Work instructions: Search the data for the word "полномочий". Reproduce every line where it is found.
## Begin Data records
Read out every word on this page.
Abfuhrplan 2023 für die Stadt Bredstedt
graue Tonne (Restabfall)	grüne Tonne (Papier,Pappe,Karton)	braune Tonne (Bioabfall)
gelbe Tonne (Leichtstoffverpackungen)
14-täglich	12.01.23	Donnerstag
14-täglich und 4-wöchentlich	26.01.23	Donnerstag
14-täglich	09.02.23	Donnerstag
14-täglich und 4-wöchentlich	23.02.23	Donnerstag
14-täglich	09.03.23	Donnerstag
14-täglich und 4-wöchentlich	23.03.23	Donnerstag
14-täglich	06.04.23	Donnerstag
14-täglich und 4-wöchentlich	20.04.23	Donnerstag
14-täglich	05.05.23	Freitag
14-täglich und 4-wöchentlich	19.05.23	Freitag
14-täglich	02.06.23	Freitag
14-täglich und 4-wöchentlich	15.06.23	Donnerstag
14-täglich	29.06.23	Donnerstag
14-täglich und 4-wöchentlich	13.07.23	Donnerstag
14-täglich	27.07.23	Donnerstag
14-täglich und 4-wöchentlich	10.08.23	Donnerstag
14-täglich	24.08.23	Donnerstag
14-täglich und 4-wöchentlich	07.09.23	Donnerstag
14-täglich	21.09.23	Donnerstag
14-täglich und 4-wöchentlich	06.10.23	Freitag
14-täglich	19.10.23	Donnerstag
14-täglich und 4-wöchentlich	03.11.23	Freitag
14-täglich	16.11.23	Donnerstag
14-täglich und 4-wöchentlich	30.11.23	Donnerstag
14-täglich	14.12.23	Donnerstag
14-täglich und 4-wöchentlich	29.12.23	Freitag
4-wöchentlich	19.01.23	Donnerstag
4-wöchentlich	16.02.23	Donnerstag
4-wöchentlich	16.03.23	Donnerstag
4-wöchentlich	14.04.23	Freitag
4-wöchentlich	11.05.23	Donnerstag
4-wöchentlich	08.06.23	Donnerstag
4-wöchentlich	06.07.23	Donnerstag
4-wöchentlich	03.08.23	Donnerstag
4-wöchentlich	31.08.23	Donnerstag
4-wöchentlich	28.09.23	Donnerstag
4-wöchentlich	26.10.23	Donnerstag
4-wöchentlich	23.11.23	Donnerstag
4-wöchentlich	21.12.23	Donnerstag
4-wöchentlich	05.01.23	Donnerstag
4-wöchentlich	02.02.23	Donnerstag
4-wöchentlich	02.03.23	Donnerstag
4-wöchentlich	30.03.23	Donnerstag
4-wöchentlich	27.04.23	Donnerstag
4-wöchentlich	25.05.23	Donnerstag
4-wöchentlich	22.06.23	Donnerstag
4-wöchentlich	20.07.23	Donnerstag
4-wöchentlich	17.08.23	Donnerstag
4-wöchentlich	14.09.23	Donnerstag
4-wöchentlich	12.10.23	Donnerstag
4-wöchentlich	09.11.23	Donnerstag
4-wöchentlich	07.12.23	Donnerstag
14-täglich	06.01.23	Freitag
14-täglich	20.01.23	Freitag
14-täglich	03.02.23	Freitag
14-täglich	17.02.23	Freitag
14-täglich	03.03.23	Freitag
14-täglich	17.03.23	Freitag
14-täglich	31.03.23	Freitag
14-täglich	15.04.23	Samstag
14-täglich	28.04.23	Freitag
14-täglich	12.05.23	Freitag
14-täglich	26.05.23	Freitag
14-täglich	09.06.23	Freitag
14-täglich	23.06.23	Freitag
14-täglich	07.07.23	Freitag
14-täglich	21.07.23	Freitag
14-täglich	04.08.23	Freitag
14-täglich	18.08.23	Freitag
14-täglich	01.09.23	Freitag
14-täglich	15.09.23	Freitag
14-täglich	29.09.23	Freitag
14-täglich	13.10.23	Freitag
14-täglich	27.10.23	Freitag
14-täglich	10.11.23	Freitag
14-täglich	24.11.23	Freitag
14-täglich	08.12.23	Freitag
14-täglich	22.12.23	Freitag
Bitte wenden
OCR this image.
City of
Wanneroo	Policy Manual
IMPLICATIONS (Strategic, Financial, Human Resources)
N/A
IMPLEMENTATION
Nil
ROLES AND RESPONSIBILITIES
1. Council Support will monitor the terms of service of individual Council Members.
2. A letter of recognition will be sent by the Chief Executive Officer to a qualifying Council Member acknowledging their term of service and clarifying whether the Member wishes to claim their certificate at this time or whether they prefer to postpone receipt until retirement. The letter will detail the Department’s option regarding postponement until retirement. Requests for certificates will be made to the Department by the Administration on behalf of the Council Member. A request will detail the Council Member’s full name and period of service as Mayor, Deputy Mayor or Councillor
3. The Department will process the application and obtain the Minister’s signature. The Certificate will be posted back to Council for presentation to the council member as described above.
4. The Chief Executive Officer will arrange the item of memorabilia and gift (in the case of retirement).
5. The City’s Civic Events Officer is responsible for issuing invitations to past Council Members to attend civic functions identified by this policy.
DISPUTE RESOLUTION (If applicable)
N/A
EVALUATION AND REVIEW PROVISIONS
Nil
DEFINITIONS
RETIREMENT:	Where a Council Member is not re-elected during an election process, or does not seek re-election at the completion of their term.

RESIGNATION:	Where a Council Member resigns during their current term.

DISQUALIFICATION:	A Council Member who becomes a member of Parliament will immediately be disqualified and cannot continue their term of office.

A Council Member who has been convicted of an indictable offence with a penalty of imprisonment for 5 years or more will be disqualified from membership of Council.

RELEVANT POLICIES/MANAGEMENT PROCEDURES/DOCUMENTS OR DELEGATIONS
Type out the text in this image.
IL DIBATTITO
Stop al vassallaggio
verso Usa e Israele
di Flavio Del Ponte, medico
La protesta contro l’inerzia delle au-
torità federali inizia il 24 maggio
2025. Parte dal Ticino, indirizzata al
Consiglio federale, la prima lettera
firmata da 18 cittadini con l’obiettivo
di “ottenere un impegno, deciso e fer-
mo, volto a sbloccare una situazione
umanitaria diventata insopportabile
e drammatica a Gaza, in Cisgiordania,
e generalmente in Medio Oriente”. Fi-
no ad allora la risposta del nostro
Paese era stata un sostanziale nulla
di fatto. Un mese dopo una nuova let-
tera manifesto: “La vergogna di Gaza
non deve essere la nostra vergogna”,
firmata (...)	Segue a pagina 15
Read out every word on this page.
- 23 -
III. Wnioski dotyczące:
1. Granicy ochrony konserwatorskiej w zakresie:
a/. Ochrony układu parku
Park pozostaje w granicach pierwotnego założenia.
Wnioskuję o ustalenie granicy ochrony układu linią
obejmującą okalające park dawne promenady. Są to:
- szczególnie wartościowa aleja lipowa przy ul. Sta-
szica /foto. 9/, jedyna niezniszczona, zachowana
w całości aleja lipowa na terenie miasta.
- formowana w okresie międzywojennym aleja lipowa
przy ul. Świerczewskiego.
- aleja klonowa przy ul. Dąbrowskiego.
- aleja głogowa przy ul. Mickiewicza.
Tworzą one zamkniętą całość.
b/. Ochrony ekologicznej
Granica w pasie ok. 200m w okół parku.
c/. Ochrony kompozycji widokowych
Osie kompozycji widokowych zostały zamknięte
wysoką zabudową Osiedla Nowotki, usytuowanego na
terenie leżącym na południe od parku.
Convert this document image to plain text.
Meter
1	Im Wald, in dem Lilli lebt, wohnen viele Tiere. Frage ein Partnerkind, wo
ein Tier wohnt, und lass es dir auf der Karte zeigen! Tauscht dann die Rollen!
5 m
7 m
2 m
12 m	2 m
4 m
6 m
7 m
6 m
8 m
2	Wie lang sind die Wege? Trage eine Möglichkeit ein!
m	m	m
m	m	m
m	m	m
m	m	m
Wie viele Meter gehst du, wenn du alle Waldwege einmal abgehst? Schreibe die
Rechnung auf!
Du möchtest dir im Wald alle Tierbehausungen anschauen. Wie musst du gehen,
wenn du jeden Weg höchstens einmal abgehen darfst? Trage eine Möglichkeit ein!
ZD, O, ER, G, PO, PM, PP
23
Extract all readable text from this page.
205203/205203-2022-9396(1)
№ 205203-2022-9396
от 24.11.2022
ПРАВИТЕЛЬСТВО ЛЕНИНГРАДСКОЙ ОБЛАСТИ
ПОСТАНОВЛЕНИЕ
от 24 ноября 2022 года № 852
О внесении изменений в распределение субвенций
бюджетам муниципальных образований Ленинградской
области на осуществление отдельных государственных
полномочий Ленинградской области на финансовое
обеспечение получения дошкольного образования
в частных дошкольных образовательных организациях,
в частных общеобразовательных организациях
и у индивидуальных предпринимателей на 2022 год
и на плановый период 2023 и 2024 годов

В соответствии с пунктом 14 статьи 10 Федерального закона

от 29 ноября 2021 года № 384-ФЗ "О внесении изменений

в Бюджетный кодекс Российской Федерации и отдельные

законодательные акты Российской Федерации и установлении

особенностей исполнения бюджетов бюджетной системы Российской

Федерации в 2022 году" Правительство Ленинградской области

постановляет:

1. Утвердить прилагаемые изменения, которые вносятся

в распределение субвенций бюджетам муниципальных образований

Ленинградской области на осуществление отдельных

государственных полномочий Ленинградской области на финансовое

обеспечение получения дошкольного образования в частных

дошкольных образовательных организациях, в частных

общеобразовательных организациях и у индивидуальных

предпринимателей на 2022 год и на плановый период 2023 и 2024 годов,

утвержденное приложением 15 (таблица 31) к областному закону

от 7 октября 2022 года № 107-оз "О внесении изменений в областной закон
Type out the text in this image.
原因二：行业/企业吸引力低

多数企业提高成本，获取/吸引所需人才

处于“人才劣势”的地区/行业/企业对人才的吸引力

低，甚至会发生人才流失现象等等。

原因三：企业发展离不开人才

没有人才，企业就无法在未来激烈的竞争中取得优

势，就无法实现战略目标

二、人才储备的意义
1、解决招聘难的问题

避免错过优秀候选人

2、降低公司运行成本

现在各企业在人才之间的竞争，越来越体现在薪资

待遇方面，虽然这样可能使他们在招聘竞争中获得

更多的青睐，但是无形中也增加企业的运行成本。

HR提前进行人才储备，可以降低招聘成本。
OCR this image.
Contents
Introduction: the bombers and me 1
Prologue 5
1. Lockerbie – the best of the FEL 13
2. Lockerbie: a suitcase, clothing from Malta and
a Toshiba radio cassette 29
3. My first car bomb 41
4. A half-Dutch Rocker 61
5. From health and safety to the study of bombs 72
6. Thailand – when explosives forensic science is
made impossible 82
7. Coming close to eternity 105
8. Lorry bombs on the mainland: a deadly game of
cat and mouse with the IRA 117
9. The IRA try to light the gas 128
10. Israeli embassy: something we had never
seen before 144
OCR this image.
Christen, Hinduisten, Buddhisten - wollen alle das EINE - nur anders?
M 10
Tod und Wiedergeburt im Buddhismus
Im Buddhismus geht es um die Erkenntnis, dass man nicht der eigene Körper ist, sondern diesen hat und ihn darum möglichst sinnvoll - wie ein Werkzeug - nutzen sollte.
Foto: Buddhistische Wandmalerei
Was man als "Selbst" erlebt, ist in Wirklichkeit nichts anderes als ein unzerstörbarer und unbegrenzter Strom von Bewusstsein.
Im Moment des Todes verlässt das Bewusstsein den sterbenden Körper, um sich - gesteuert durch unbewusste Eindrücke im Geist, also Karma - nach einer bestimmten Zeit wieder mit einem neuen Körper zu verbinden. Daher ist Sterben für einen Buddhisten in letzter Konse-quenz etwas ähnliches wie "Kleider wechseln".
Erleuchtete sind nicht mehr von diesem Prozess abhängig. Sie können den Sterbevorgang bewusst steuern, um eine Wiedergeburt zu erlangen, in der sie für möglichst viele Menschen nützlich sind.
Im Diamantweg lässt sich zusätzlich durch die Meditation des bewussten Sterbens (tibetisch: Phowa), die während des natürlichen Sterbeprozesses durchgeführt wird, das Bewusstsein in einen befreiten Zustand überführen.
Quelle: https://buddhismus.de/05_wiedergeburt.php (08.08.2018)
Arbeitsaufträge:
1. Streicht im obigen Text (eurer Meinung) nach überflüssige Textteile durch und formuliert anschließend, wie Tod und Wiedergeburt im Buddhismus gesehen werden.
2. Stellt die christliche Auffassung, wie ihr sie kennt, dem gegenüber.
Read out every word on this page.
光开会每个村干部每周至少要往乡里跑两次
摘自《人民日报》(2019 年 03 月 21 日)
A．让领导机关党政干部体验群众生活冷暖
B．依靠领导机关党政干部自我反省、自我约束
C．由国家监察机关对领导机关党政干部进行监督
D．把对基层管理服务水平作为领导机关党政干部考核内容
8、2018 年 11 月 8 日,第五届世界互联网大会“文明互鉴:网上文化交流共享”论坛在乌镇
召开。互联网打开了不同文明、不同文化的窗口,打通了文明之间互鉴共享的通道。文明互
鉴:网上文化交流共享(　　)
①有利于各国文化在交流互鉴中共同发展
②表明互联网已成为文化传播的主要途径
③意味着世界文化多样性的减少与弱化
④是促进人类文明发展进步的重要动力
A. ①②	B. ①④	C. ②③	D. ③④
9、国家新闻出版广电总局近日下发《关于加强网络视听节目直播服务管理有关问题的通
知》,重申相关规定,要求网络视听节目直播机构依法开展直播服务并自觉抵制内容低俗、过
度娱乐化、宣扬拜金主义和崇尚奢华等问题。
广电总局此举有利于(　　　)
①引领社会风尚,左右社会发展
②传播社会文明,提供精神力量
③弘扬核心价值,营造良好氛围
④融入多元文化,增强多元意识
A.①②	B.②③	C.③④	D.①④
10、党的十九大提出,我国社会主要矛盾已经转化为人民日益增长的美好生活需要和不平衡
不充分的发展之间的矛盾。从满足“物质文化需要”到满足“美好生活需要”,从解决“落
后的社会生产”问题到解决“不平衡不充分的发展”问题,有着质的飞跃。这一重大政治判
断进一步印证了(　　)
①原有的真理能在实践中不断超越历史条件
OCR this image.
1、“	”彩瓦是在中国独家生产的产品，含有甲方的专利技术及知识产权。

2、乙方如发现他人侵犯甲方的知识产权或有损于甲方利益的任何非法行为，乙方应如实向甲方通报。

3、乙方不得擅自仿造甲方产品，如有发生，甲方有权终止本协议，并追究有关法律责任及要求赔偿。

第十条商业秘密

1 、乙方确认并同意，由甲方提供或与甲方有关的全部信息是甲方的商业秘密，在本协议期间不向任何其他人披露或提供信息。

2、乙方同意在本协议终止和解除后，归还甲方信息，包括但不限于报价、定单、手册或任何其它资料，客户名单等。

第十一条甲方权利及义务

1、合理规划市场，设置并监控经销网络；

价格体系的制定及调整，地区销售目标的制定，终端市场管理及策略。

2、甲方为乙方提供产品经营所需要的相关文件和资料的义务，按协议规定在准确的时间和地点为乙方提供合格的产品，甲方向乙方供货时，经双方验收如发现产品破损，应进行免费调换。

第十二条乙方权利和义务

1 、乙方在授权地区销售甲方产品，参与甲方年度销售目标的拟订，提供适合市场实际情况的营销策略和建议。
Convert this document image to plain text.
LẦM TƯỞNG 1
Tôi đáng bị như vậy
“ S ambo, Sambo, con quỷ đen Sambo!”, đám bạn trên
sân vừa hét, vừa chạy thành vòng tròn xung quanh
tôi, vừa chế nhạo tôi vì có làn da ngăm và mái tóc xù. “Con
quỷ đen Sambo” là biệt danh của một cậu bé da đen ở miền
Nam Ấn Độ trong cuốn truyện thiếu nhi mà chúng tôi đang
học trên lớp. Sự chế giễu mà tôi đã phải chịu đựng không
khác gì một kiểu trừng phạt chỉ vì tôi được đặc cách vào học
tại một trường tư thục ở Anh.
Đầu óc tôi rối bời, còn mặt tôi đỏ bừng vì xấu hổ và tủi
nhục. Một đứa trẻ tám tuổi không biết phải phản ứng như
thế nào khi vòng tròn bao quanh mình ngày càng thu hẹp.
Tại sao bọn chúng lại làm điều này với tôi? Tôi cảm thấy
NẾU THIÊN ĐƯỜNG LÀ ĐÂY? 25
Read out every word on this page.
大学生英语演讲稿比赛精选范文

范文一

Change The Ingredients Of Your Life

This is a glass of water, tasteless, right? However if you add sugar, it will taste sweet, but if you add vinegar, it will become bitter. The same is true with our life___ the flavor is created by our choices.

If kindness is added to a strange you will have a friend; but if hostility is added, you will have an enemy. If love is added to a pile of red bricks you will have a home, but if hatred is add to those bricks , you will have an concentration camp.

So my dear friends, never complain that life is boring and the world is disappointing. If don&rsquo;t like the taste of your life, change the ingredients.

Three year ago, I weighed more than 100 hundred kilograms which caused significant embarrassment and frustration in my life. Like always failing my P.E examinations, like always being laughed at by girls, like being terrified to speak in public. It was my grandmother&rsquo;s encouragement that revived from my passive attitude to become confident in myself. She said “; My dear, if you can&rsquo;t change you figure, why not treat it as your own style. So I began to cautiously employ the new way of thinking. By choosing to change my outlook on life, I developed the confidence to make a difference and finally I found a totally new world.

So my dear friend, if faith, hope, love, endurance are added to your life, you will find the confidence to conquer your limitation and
## End Data records
Solution to this task:
полномочий Ленинградской области на финансовое
государственных полномочий Ленинградской области на финансовое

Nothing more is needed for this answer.